[Records from a collection]
-- begin --

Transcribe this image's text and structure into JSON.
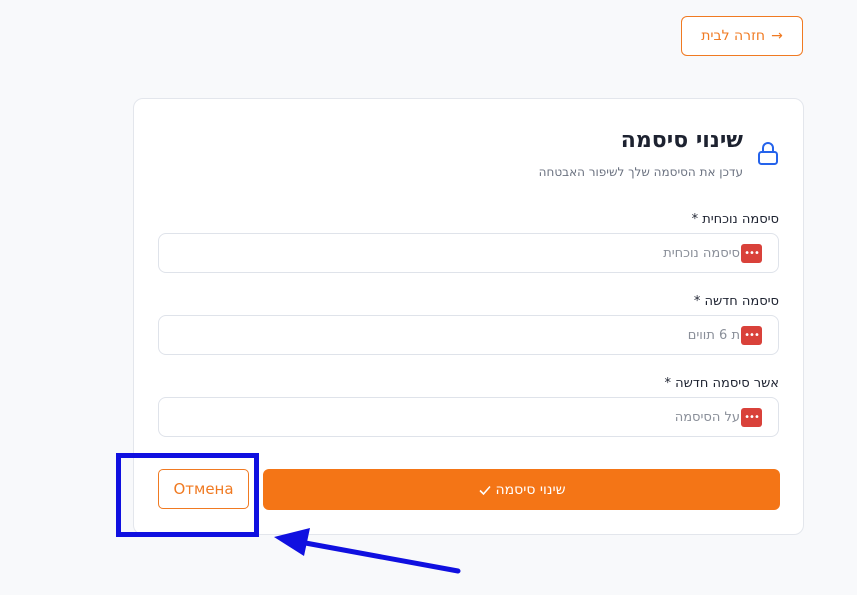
{
  "header": {
    "back_label": "חזרה לבית",
    "back_icon": "arrow-right-icon"
  },
  "card": {
    "icon": "lock-icon",
    "title": "שינוי סיסמה",
    "subtitle": "עדכן את הסיסמה שלך לשיפור האבטחה"
  },
  "form": {
    "current": {
      "label": "סיסמה נוכחית *",
      "placeholder": "סיסמה נוכחית"
    },
    "new": {
      "label": "סיסמה חדשה *",
      "placeholder": "ת 6 תווים"
    },
    "confirm": {
      "label": "אשר סיסמה חדשה *",
      "placeholder": "על הסיסמה"
    },
    "password_icon_glyph": "•••"
  },
  "actions": {
    "submit_label": "שינוי סיסמה",
    "submit_icon": "check-icon",
    "cancel_label": "Отмена"
  },
  "annotation": {
    "highlight_color": "#1010e0"
  },
  "colors": {
    "accent": "#f47516",
    "password_icon": "#d9413a"
  }
}
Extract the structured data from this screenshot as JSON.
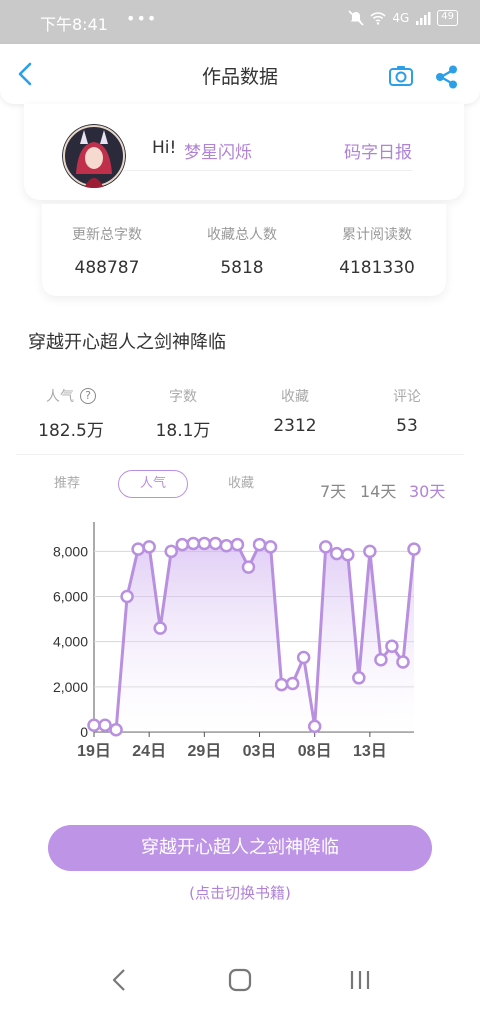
{
  "status_bar": {
    "time": "下午8:41",
    "dots": "•••",
    "network": "4G",
    "battery": "49"
  },
  "header": {
    "title": "作品数据",
    "back_icon": "back-arrow-icon",
    "camera_icon": "camera-icon",
    "share_icon": "share-icon"
  },
  "profile": {
    "greeting": "Hi!",
    "username": "梦星闪烁",
    "daily_report": "码字日报",
    "avatar_icon": "avatar"
  },
  "stats": [
    {
      "label": "更新总字数",
      "value": "488787"
    },
    {
      "label": "收藏总人数",
      "value": "5818"
    },
    {
      "label": "累计阅读数",
      "value": "4181330"
    }
  ],
  "book": {
    "title": "穿越开心超人之剑神降临"
  },
  "metrics": [
    {
      "label": "人气",
      "value": "182.5万",
      "has_help": true
    },
    {
      "label": "字数",
      "value": "18.1万"
    },
    {
      "label": "收藏",
      "value": "2312"
    },
    {
      "label": "评论",
      "value": "53"
    }
  ],
  "tabs": [
    {
      "label": "推荐",
      "active": false
    },
    {
      "label": "人气",
      "active": true
    },
    {
      "label": "收藏",
      "active": false
    }
  ],
  "ranges": [
    {
      "label": "7天",
      "active": false
    },
    {
      "label": "14天",
      "active": false
    },
    {
      "label": "30天",
      "active": true
    }
  ],
  "chart_data": {
    "type": "area",
    "x_ticks": [
      "19日",
      "24日",
      "29日",
      "03日",
      "08日",
      "13日"
    ],
    "y_ticks": [
      "0",
      "2,000",
      "4,000",
      "6,000",
      "8,000"
    ],
    "ylim": [
      0,
      9300
    ],
    "grid": true,
    "color": "#b98fe0",
    "x": [
      1,
      2,
      3,
      4,
      5,
      6,
      7,
      8,
      9,
      10,
      11,
      12,
      13,
      14,
      15,
      16,
      17,
      18,
      19,
      20,
      21,
      22,
      23,
      24,
      25,
      26,
      27,
      28,
      29,
      30
    ],
    "values": [
      300,
      300,
      100,
      6000,
      8100,
      8200,
      4600,
      8000,
      8300,
      8350,
      8350,
      8350,
      8250,
      8300,
      7300,
      8300,
      8200,
      2100,
      2150,
      3300,
      250,
      8200,
      7900,
      7850,
      2400,
      8000,
      3200,
      3800,
      3100,
      8100
    ]
  },
  "switch_button": {
    "label": "穿越开心超人之剑神降临",
    "hint": "(点击切换书籍)"
  },
  "system_nav": {
    "back_icon": "system-back-icon",
    "home_icon": "system-home-icon",
    "recent_icon": "system-recent-apps-icon"
  }
}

-- end --

**Directions for this task**: Quote in full the listing given above; the images are to be left out.

**Task answer**:
Transcribe this image's text and structure into JSON.
{
  "header": {
    "back_label": "חזרה לבית",
    "back_icon": "arrow-right-icon"
  },
  "card": {
    "icon": "lock-icon",
    "title": "שינוי סיסמה",
    "subtitle": "עדכן את הסיסמה שלך לשיפור האבטחה"
  },
  "form": {
    "current": {
      "label": "סיסמה נוכחית *",
      "placeholder": "סיסמה נוכחית"
    },
    "new": {
      "label": "סיסמה חדשה *",
      "placeholder": "ת 6 תווים"
    },
    "confirm": {
      "label": "אשר סיסמה חדשה *",
      "placeholder": "על הסיסמה"
    },
    "password_icon_glyph": "•••"
  },
  "actions": {
    "submit_label": "שינוי סיסמה",
    "submit_icon": "check-icon",
    "cancel_label": "Отмена"
  },
  "annotation": {
    "highlight_color": "#1010e0"
  },
  "colors": {
    "accent": "#f47516",
    "password_icon": "#d9413a"
  }
}
Extract the structured data from this screenshot as JSON.
{
  "status_bar": {
    "time": "下午8:41",
    "dots": "•••",
    "network": "4G",
    "battery": "49"
  },
  "header": {
    "title": "作品数据",
    "back_icon": "back-arrow-icon",
    "camera_icon": "camera-icon",
    "share_icon": "share-icon"
  },
  "profile": {
    "greeting": "Hi!",
    "username": "梦星闪烁",
    "daily_report": "码字日报",
    "avatar_icon": "avatar"
  },
  "stats": [
    {
      "label": "更新总字数",
      "value": "488787"
    },
    {
      "label": "收藏总人数",
      "value": "5818"
    },
    {
      "label": "累计阅读数",
      "value": "4181330"
    }
  ],
  "book": {
    "title": "穿越开心超人之剑神降临"
  },
  "metrics": [
    {
      "label": "人气",
      "value": "182.5万",
      "has_help": true
    },
    {
      "label": "字数",
      "value": "18.1万"
    },
    {
      "label": "收藏",
      "value": "2312"
    },
    {
      "label": "评论",
      "value": "53"
    }
  ],
  "tabs": [
    {
      "label": "推荐",
      "active": false
    },
    {
      "label": "人气",
      "active": true
    },
    {
      "label": "收藏",
      "active": false
    }
  ],
  "ranges": [
    {
      "label": "7天",
      "active": false
    },
    {
      "label": "14天",
      "active": false
    },
    {
      "label": "30天",
      "active": true
    }
  ],
  "chart_data": {
    "type": "area",
    "x_ticks": [
      "19日",
      "24日",
      "29日",
      "03日",
      "08日",
      "13日"
    ],
    "y_ticks": [
      "0",
      "2,000",
      "4,000",
      "6,000",
      "8,000"
    ],
    "ylim": [
      0,
      9300
    ],
    "grid": true,
    "color": "#b98fe0",
    "x": [
      1,
      2,
      3,
      4,
      5,
      6,
      7,
      8,
      9,
      10,
      11,
      12,
      13,
      14,
      15,
      16,
      17,
      18,
      19,
      20,
      21,
      22,
      23,
      24,
      25,
      26,
      27,
      28,
      29,
      30
    ],
    "values": [
      300,
      300,
      100,
      6000,
      8100,
      8200,
      4600,
      8000,
      8300,
      8350,
      8350,
      8350,
      8250,
      8300,
      7300,
      8300,
      8200,
      2100,
      2150,
      3300,
      250,
      8200,
      7900,
      7850,
      2400,
      8000,
      3200,
      3800,
      3100,
      8100
    ]
  },
  "switch_button": {
    "label": "穿越开心超人之剑神降临",
    "hint": "(点击切换书籍)"
  },
  "system_nav": {
    "back_icon": "system-back-icon",
    "home_icon": "system-home-icon",
    "recent_icon": "system-recent-apps-icon"
  }
}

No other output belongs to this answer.